What you will do |
Each line of the material must be returned exactly.

Information shown |

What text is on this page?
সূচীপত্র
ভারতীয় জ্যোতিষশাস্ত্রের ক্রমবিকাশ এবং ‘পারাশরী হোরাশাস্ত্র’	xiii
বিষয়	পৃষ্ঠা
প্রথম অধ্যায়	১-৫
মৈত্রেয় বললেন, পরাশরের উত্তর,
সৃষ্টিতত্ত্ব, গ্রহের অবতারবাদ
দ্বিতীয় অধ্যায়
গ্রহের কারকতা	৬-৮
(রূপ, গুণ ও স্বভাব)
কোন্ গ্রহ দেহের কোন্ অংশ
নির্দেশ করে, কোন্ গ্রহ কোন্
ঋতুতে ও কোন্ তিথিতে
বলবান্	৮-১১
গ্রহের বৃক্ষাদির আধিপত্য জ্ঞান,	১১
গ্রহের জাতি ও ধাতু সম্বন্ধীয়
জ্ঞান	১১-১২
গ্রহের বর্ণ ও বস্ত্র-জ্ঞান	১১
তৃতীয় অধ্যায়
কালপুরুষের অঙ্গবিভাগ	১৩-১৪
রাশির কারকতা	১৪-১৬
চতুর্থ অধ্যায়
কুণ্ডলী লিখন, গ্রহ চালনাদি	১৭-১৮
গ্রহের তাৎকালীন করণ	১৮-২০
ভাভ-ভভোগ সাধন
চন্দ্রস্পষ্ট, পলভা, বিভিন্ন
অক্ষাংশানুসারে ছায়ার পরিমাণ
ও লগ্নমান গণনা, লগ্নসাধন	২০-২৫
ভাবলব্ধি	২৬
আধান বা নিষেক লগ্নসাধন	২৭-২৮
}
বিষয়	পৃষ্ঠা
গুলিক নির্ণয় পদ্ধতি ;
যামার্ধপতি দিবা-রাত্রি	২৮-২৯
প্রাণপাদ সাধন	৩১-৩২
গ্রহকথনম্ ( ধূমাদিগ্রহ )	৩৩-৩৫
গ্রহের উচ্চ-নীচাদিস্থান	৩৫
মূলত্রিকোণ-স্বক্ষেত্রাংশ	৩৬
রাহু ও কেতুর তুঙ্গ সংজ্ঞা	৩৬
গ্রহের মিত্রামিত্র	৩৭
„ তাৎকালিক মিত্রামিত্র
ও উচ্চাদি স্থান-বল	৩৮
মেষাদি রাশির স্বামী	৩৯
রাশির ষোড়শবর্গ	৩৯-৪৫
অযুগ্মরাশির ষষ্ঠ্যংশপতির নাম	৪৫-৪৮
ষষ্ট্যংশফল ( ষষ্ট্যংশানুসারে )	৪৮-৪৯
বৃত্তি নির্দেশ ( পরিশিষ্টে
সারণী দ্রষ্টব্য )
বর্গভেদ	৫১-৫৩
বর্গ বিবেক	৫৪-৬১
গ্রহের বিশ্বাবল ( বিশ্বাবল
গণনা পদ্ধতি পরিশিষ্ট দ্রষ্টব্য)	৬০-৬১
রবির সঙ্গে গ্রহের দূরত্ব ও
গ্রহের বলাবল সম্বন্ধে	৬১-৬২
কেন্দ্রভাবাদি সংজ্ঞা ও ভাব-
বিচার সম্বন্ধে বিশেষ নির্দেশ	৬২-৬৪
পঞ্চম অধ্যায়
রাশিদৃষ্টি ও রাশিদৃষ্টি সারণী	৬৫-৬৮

Exercise output |
What text is on this page?
সূচীপত্র
ভারতীয় জ্যোতিষশাস্ত্রের ক্রমবিকাশ এবং ‘পারাশরী হোরাশাস্ত্র’	xiii
বিষয়	পৃষ্ঠা
প্রথম অধ্যায়	১-৫
মৈত্রেয় বললেন, পরাশরের উত্তর,
সৃষ্টিতত্ত্ব, গ্রহের অবতারবাদ
দ্বিতীয় অধ্যায়
গ্রহের কারকতা	৬-৮
(রূপ, গুণ ও স্বভাব)
কোন্ গ্রহ দেহের কোন্ অংশ
নির্দেশ করে, কোন্ গ্রহ কোন্
ঋতুতে ও কোন্ তিথিতে
বলবান্	৮-১১
গ্রহের বৃক্ষাদির আধিপত্য জ্ঞান,	১১
গ্রহের জাতি ও ধাতু সম্বন্ধীয়
জ্ঞান	১১-১২
গ্রহের বর্ণ ও বস্ত্র-জ্ঞান	১১
তৃতীয় অধ্যায়
কালপুরুষের অঙ্গবিভাগ	১৩-১৪
রাশির কারকতা	১৪-১৬
চতুর্থ অধ্যায়
কুণ্ডলী লিখন, গ্রহ চালনাদি	১৭-১৮
গ্রহের তাৎকালীন করণ	১৮-২০
ভাভ-ভভোগ সাধন
চন্দ্রস্পষ্ট, পলভা, বিভিন্ন
অক্ষাংশানুসারে ছায়ার পরিমাণ
ও লগ্নমান গণনা, লগ্নসাধন	২০-২৫
ভাবলব্ধি	২৬
আধান বা নিষেক লগ্নসাধন	২৭-২৮
}
বিষয়	পৃষ্ঠা
গুলিক নির্ণয় পদ্ধতি ;
যামার্ধপতি দিবা-রাত্রি	২৮-২৯
প্রাণপাদ সাধন	৩১-৩২
গ্রহকথনম্ ( ধূমাদিগ্রহ )	৩৩-৩৫
গ্রহের উচ্চ-নীচাদিস্থান	৩৫
মূলত্রিকোণ-স্বক্ষেত্রাংশ	৩৬
রাহু ও কেতুর তুঙ্গ সংজ্ঞা	৩৬
গ্রহের মিত্রামিত্র	৩৭
„ তাৎকালিক মিত্রামিত্র
ও উচ্চাদি স্থান-বল	৩৮
মেষাদি রাশির স্বামী	৩৯
রাশির ষোড়শবর্গ	৩৯-৪৫
অযুগ্মরাশির ষষ্ঠ্যংশপতির নাম	৪৫-৪৮
ষষ্ট্যংশফল ( ষষ্ট্যংশানুসারে )	৪৮-৪৯
বৃত্তি নির্দেশ ( পরিশিষ্টে
সারণী দ্রষ্টব্য )
বর্গভেদ	৫১-৫৩
বর্গ বিবেক	৫৪-৬১
গ্রহের বিশ্বাবল ( বিশ্বাবল
গণনা পদ্ধতি পরিশিষ্ট দ্রষ্টব্য)	৬০-৬১
রবির সঙ্গে গ্রহের দূরত্ব ও
গ্রহের বলাবল সম্বন্ধে	৬১-৬২
কেন্দ্রভাবাদি সংজ্ঞা ও ভাব-
বিচার সম্বন্ধে বিশেষ নির্দেশ	৬২-৬৪
পঞ্চম অধ্যায়
রাশিদৃষ্টি ও রাশিদৃষ্টি সারণী	৬৫-৬৮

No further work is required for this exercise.